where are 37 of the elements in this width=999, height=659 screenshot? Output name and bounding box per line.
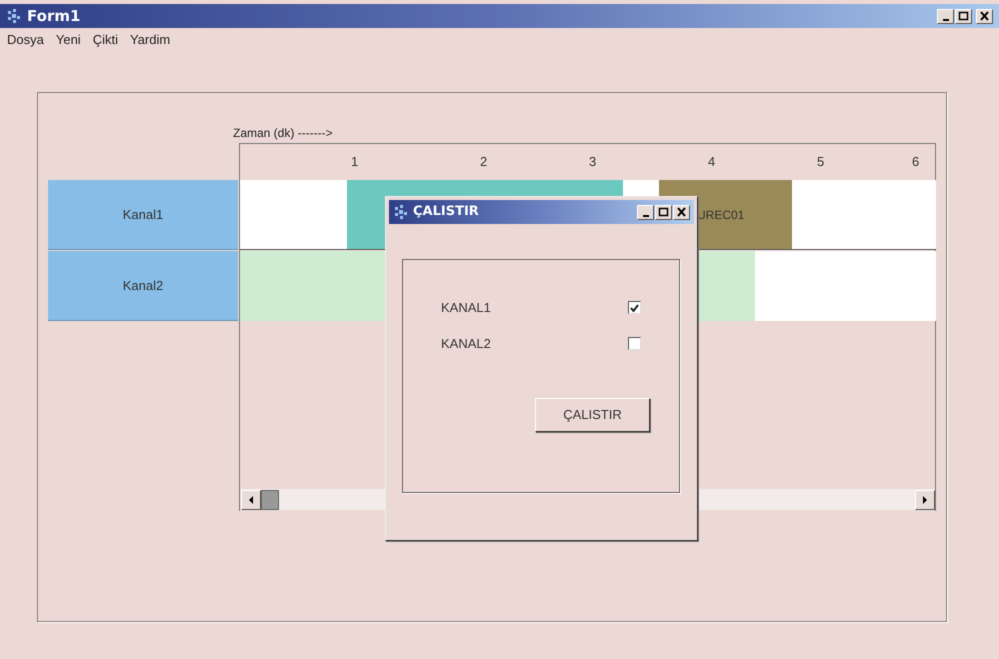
maximize-button[interactable]: [955, 8, 972, 24]
minimize-button[interactable]: [937, 8, 954, 24]
minimize-button[interactable]: [637, 204, 654, 220]
scroll-left-button[interactable]: [241, 490, 261, 510]
maximize-icon: [956, 9, 971, 23]
checkbox[interactable]: [628, 301, 641, 314]
run-button[interactable]: ÇALISTIR: [535, 398, 650, 432]
tick-label: 2: [480, 153, 488, 171]
tick-label: 4: [708, 153, 716, 171]
scroll-thumb[interactable]: [261, 490, 279, 510]
minimize-icon: [942, 19, 948, 21]
menu-item[interactable]: Yardim: [128, 30, 172, 50]
option-label: KANAL1: [441, 299, 491, 317]
right-arrow-icon: [922, 496, 928, 504]
option-label: KANAL2: [441, 335, 491, 353]
tick-label: 6: [912, 153, 920, 171]
left-arrow-icon: [248, 496, 254, 504]
checkbox[interactable]: [628, 337, 641, 350]
tick-label: 1: [351, 153, 358, 171]
menu-item[interactable]: Dosya: [6, 30, 45, 50]
app-icon: [6, 8, 22, 24]
dialog-title: ÇALISTIR: [413, 203, 479, 222]
scroll-right-button[interactable]: [915, 490, 935, 510]
channel-label: Kanal1: [48, 180, 238, 250]
menu-item[interactable]: Yeni: [54, 30, 82, 50]
tick-label: 3: [589, 153, 596, 171]
channel-label: Kanal2: [48, 251, 238, 321]
menu-item[interactable]: Çikti: [92, 30, 119, 50]
app-icon: [393, 204, 409, 220]
window-title: Form1: [27, 6, 80, 27]
minimize-icon: [642, 215, 648, 217]
maximize-icon: [656, 205, 671, 219]
axis-label: Zaman (dk) ------->: [233, 125, 333, 142]
tick-label: 5: [817, 153, 824, 171]
close-button[interactable]: [976, 8, 993, 24]
maximize-button[interactable]: [655, 204, 672, 220]
close-button[interactable]: [673, 204, 690, 220]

Problem:
Format the lines between the one holding "maximize-button[interactable]: [955, 8, 972, 24]" and the one holding "checkbox[interactable]: [628, 301, 641, 314]", inclusive, as a Markdown table with a Row column for the row number and a Line column for the line itself, leaving out blank lines.

Full answer:
| Row | Line |
|---|---|
| 1 | maximize-button[interactable]: [955, 8, 972, 24] |
| 2 | minimize-button[interactable]: [937, 8, 954, 24] |
| 3 | minimize-button[interactable]: [637, 204, 654, 220] |
| 4 | scroll-left-button[interactable]: [241, 490, 261, 510] |
| 5 | maximize-icon: [956, 9, 971, 23] |
| 6 | checkbox[interactable]: [628, 301, 641, 314] |